# Exercises to complete:
(a) Name every sport mentioned in the baseball passage below.
(b) Write the next part of the baseball passage below, picking up after its final sentence.

━━━ Excerpted passage ━━━

I never played little league. Baseball was never a presence in my life. My father was a hockey fan, my brother played football in high school, and when we played anything around the neighborhood involving bases, it tended to be kickball. Later I would be a hockey player, with some minor dabbling in basketball and soccer before giving up playing sports all together in high school. All through that time, baseball never had any kind of sway on me, except in movies like FIELD OF DREAMS. I found it boring and the clothing unpleasant, and I was just bad at the game.

As I’ve gotten older, I have fashioned myself into a sports fan, learning to care about games that had previously seemed a waste of time to me. I’ve become obsessed with football, gotten back into hockey, given basketball some attention, and even managed to drum up a little soccer interest (at least during the World Cup). However, I cannot make myself care about baseball. Watching a game is dull to me, and while I like the experience of attending a live game, I tend to get more excited about the hot dogs and pierogi races than the actual game.

━━━ Extracted records ━━━

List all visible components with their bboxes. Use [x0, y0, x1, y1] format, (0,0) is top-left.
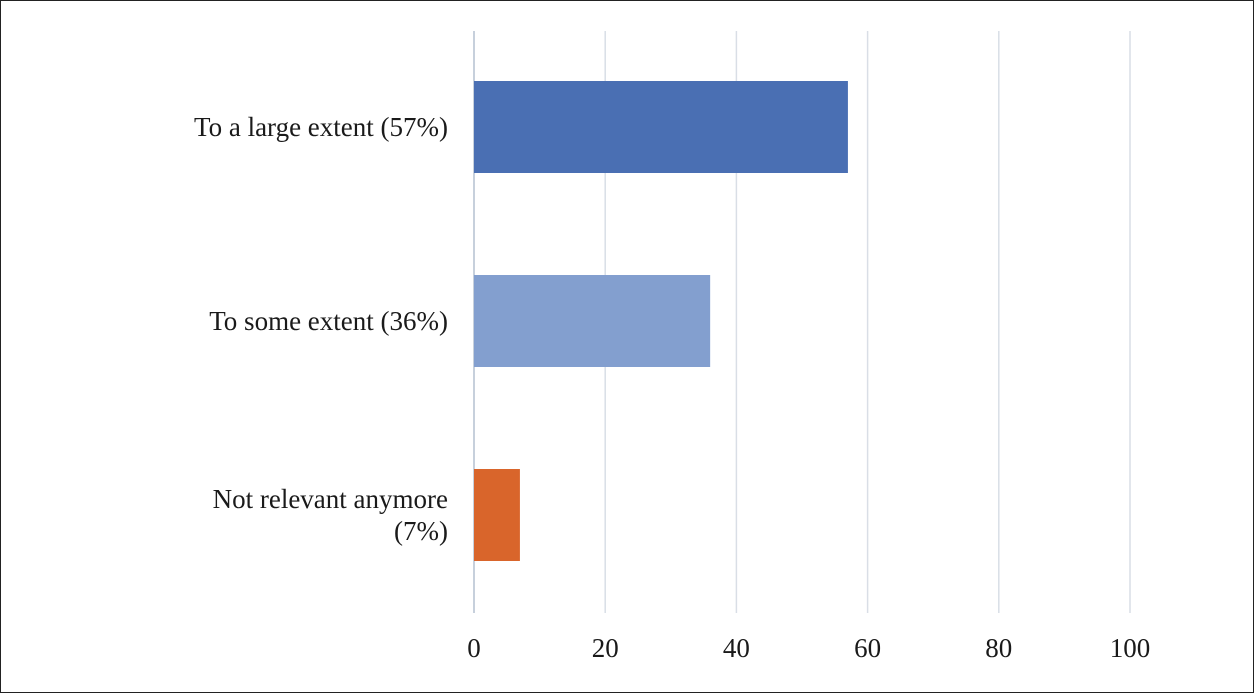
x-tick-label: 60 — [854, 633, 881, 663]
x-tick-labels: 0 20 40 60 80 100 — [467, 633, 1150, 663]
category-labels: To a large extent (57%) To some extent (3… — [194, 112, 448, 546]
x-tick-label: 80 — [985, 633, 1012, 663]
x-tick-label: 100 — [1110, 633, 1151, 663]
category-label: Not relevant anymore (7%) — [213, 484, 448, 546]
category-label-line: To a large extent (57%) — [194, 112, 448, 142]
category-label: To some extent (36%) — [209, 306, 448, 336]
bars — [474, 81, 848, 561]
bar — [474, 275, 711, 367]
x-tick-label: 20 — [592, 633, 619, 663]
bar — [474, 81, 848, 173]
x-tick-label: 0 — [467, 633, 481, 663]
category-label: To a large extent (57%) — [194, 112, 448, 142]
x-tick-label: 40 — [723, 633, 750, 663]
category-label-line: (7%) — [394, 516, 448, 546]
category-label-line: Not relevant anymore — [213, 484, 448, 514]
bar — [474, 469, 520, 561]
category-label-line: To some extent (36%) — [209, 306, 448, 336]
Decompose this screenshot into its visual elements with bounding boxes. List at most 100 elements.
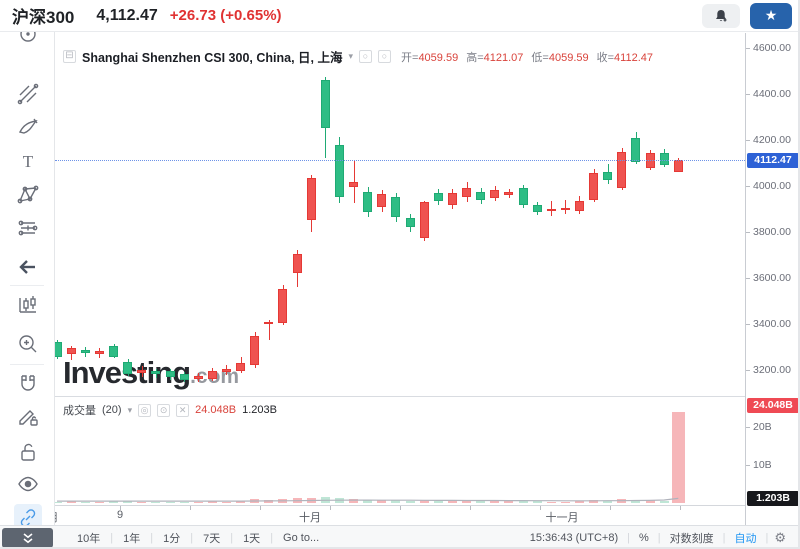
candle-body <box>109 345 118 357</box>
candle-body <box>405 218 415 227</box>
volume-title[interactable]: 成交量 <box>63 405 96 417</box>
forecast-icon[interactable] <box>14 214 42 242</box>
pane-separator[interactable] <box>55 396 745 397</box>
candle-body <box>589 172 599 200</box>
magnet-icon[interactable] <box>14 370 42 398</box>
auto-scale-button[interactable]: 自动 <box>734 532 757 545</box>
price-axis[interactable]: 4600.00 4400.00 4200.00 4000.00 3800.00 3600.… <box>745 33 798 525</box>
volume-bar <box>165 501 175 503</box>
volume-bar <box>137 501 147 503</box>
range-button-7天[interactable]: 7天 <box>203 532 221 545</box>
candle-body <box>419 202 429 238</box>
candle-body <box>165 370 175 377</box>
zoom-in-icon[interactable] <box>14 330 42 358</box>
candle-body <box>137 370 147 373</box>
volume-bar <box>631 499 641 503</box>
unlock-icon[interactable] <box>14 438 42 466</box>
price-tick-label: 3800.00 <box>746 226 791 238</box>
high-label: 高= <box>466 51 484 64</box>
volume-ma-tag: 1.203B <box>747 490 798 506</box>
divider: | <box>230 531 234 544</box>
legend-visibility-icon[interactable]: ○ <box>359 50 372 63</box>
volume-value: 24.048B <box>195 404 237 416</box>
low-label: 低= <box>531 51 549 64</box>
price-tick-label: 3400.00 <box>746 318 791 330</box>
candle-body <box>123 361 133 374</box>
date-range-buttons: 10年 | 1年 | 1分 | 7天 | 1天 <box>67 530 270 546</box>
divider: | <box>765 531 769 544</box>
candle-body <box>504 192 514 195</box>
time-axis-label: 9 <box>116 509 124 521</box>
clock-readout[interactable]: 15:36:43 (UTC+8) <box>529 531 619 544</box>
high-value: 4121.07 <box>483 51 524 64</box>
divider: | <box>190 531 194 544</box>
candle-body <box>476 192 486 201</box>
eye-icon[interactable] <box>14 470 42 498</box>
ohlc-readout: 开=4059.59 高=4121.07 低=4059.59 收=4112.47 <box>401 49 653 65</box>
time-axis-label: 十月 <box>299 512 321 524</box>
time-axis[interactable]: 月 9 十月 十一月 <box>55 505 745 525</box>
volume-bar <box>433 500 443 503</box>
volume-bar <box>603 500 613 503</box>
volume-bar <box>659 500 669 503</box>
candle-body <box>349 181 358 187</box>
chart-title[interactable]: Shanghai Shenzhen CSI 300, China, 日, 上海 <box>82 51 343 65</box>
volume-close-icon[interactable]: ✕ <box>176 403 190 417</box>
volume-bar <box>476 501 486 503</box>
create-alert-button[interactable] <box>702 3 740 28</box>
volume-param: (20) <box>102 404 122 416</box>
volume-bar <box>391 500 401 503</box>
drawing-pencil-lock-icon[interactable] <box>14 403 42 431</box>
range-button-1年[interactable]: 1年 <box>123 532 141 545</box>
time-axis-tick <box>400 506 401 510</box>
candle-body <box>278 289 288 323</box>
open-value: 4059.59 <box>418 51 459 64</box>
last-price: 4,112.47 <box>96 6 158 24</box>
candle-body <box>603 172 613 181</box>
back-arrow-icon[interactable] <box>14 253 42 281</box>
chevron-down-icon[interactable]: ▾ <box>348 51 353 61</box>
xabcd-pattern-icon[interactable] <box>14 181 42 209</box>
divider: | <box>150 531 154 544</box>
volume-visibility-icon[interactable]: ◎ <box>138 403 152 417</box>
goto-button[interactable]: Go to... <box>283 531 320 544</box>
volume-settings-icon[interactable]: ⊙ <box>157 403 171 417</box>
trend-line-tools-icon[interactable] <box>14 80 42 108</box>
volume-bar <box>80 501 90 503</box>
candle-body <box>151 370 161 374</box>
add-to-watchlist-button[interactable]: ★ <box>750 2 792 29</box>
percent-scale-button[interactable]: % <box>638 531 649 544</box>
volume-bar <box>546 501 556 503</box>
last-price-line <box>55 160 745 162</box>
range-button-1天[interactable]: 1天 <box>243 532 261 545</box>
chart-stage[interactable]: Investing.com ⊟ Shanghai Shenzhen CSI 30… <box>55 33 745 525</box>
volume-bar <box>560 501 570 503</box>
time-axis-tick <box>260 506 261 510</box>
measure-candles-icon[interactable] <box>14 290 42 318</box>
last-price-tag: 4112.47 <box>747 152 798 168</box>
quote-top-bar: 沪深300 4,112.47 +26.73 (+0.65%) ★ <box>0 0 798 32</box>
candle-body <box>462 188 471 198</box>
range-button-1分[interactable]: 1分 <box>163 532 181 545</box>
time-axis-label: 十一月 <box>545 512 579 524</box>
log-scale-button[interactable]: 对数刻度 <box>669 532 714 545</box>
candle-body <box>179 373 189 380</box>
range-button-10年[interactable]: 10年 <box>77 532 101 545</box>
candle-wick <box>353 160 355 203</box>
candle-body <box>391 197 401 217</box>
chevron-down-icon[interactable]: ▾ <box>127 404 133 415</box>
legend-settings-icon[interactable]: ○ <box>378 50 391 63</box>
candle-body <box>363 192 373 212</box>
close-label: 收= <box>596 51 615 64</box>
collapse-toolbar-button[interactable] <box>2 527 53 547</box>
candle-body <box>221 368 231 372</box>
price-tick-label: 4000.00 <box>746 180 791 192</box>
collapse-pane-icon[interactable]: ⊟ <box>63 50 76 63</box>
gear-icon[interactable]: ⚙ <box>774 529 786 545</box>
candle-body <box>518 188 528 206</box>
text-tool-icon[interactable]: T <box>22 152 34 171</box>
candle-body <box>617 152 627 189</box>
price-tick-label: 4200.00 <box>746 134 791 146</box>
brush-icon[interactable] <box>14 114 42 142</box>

━━━

# Responses by task:
(a)
- Baseball
- Hockey
- Football
- Kickball
- Basketball
- Soccer

(b)
Why can’t I make myself like “America’s Pastime?” Maybe it’s my politics.

I’ve recently been making my way through Ken Burns’ exhaustive 18-hour documentary BASEBALL. I may not like the game itself, but the history is fascinating, and the great thing about Burns’ films is that you can have them on while you’re doing other things. The documentary is rewarding (if laborious) from the perspective of history. Making my way through it I started to notice a pattern in the outlook of the game that bears a striking resemblance to a political party I have never quite been able to wrap my head around—the G.O.P. Maybe the constant presence of conservative writer George Will in Burns’ film influences this, but I could not help but notice that baseball is a lot like the Republican Party.

Let’s look at some parallels. Baseball declares itself “America’s Pastime,” even though it does not draw nearly the fan interest of football, a sport that is every bit as American as baseball. Republican candidates (I’m thinking the Palin-types) make a big showing of patriotism and often reference “Real Americans,” even though this excludes a number of ethnically, socially, economically, and religiously (or irreligiously) diverse United States Citizens.

Baseball fans also hearken back to a kind of idyllic past of simpler, more innocent times—a picture that seems to resemble 1950s America. Republicans have likewise been hearkening to a more innocent country ever since Reagan’s “Morning In America” ads.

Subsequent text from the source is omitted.